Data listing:
>>>>>
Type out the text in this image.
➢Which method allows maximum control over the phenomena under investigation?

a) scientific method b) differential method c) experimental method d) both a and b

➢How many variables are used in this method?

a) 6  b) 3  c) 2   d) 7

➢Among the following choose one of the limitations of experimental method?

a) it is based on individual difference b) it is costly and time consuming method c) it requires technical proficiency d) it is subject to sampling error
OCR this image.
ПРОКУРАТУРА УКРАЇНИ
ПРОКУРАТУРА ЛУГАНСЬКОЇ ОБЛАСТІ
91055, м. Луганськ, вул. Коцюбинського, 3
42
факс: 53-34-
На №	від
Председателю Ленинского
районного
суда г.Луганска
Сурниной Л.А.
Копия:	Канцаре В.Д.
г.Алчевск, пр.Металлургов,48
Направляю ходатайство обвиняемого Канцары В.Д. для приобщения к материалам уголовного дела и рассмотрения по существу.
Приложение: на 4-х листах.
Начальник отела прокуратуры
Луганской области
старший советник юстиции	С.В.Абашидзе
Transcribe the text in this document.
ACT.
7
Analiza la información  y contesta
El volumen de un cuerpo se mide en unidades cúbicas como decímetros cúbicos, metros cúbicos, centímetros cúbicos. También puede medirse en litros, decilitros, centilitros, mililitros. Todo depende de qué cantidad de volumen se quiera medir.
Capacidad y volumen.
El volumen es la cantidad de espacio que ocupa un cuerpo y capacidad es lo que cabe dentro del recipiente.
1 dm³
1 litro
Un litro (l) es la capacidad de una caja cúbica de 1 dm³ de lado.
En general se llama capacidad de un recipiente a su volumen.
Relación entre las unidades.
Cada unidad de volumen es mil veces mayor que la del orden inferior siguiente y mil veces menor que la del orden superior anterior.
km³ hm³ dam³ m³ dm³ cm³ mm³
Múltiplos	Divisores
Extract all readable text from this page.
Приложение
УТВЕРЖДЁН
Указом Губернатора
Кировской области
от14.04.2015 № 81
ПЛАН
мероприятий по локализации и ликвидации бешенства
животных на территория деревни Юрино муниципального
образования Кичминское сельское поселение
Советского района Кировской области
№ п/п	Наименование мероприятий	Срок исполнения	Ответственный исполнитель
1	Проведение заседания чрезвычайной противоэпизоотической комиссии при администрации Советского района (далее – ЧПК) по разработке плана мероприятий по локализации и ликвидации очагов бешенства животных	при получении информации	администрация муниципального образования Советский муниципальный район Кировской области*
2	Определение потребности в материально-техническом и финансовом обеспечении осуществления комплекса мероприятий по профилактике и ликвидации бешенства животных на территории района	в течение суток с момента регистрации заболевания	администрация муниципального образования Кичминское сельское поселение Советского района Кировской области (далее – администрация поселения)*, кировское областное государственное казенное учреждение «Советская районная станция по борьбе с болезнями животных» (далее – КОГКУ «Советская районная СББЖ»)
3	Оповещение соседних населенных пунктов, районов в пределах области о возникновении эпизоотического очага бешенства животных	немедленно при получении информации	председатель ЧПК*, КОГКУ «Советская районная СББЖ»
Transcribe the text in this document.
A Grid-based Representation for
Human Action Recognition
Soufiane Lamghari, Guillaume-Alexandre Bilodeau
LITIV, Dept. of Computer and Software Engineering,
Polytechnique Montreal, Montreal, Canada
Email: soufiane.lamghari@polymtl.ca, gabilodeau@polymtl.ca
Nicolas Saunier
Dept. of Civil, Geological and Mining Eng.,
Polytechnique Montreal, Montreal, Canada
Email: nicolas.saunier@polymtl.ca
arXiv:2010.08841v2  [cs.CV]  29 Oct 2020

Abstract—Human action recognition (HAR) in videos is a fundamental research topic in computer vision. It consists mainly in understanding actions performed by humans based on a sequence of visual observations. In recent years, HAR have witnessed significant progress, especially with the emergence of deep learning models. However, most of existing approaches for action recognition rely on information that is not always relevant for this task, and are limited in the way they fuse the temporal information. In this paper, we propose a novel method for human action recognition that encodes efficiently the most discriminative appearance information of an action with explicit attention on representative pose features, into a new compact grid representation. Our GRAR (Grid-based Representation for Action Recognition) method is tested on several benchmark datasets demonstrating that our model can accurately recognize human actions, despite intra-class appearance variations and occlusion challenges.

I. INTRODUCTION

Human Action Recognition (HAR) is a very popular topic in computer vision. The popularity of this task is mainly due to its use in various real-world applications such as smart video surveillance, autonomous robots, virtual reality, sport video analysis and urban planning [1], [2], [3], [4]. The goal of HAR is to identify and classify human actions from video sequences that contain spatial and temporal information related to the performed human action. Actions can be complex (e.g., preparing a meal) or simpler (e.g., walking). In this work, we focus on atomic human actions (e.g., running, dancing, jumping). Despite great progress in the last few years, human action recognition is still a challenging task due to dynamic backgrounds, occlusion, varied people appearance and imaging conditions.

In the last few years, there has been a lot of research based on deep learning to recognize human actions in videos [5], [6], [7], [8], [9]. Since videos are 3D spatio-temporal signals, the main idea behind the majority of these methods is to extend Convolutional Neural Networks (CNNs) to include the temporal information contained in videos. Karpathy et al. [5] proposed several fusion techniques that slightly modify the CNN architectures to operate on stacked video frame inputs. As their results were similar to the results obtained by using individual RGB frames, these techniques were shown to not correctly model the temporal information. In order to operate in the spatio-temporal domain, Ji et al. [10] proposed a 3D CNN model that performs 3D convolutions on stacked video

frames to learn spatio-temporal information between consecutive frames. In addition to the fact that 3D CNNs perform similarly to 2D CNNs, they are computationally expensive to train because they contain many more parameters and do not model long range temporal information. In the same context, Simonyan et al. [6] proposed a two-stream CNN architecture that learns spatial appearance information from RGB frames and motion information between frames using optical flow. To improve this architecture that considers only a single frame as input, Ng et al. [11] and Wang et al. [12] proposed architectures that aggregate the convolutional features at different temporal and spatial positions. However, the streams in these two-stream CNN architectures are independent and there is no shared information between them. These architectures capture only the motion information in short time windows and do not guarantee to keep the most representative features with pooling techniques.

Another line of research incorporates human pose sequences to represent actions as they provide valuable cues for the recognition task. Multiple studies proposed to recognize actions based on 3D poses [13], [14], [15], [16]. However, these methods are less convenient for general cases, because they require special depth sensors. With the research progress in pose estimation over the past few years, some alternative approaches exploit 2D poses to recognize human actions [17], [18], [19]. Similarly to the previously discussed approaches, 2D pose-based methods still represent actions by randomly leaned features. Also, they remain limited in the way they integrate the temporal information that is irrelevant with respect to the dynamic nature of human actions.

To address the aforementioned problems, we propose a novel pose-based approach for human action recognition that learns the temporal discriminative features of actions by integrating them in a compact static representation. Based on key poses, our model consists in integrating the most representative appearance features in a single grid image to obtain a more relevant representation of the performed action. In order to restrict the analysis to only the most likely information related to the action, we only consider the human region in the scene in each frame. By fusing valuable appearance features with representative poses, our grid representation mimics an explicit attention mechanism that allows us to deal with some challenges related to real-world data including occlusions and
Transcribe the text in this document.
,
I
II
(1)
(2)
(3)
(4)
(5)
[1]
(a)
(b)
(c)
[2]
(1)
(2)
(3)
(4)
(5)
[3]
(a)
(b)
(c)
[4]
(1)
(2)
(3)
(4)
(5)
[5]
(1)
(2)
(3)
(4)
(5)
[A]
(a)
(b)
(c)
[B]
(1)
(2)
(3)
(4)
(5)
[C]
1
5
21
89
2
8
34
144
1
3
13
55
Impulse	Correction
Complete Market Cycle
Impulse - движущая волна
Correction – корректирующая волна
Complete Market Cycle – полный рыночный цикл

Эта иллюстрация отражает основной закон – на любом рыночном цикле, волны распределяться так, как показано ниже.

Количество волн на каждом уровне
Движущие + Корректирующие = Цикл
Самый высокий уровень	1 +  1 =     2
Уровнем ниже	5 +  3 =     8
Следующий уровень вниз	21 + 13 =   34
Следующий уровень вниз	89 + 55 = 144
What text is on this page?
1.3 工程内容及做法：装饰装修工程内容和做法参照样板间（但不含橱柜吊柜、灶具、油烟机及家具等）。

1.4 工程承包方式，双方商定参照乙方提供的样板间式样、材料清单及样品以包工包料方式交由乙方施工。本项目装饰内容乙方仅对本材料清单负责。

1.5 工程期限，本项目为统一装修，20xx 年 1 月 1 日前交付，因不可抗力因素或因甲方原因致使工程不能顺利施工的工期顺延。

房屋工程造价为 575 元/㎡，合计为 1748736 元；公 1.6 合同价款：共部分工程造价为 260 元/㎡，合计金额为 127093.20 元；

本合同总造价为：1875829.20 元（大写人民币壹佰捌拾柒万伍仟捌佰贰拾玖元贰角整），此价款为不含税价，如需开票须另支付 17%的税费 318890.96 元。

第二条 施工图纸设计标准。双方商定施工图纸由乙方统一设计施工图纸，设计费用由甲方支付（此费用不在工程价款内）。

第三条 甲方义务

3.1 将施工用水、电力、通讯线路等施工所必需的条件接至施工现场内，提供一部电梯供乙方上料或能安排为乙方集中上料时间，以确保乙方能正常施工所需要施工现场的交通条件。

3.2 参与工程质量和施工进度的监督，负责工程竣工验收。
<<<<<
Directions: Pick out the lines that have the word "Cycle". Copy them all.

Correct output:
Complete Market Cycle
Complete Market Cycle – полный рыночный цикл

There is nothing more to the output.